* START Supplied material *

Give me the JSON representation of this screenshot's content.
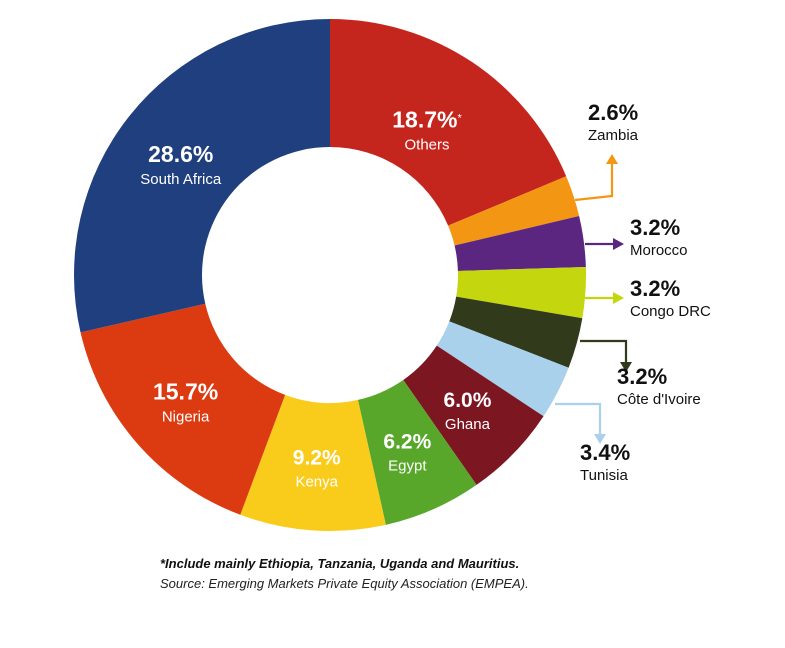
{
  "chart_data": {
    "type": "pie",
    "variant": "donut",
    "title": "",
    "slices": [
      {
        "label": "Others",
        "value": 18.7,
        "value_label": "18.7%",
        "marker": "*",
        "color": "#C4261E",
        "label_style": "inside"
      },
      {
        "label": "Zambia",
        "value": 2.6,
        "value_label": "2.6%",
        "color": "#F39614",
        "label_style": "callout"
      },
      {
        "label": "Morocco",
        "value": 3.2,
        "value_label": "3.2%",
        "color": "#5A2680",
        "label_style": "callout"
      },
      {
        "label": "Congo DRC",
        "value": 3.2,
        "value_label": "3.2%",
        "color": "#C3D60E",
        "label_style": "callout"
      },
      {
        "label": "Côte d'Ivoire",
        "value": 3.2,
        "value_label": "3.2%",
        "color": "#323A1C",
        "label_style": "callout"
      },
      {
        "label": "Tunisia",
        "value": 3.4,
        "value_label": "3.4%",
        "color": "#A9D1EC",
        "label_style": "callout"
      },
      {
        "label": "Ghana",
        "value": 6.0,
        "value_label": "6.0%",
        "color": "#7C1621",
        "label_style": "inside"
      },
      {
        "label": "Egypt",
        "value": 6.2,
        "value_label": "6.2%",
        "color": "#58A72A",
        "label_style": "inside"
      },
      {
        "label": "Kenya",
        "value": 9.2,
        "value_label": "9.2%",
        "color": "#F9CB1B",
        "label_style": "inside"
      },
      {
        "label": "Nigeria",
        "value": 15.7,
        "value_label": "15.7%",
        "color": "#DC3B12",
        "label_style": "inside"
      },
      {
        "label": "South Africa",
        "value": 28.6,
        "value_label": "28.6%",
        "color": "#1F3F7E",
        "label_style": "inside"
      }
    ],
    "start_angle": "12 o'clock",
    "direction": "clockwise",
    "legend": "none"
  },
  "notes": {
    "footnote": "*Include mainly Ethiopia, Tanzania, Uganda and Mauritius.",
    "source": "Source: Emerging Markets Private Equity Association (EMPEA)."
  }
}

* END Supplied material *

Aim of the task
Reproduce the whole listing exactly, but not the images in it.

Task output
Give me the JSON representation of this screenshot's content.
{
  "chart_data": {
    "type": "pie",
    "variant": "donut",
    "title": "",
    "slices": [
      {
        "label": "Others",
        "value": 18.7,
        "value_label": "18.7%",
        "marker": "*",
        "color": "#C4261E",
        "label_style": "inside"
      },
      {
        "label": "Zambia",
        "value": 2.6,
        "value_label": "2.6%",
        "color": "#F39614",
        "label_style": "callout"
      },
      {
        "label": "Morocco",
        "value": 3.2,
        "value_label": "3.2%",
        "color": "#5A2680",
        "label_style": "callout"
      },
      {
        "label": "Congo DRC",
        "value": 3.2,
        "value_label": "3.2%",
        "color": "#C3D60E",
        "label_style": "callout"
      },
      {
        "label": "Côte d'Ivoire",
        "value": 3.2,
        "value_label": "3.2%",
        "color": "#323A1C",
        "label_style": "callout"
      },
      {
        "label": "Tunisia",
        "value": 3.4,
        "value_label": "3.4%",
        "color": "#A9D1EC",
        "label_style": "callout"
      },
      {
        "label": "Ghana",
        "value": 6.0,
        "value_label": "6.0%",
        "color": "#7C1621",
        "label_style": "inside"
      },
      {
        "label": "Egypt",
        "value": 6.2,
        "value_label": "6.2%",
        "color": "#58A72A",
        "label_style": "inside"
      },
      {
        "label": "Kenya",
        "value": 9.2,
        "value_label": "9.2%",
        "color": "#F9CB1B",
        "label_style": "inside"
      },
      {
        "label": "Nigeria",
        "value": 15.7,
        "value_label": "15.7%",
        "color": "#DC3B12",
        "label_style": "inside"
      },
      {
        "label": "South Africa",
        "value": 28.6,
        "value_label": "28.6%",
        "color": "#1F3F7E",
        "label_style": "inside"
      }
    ],
    "start_angle": "12 o'clock",
    "direction": "clockwise",
    "legend": "none"
  },
  "notes": {
    "footnote": "*Include mainly Ethiopia, Tanzania, Uganda and Mauritius.",
    "source": "Source: Emerging Markets Private Equity Association (EMPEA)."
  }
}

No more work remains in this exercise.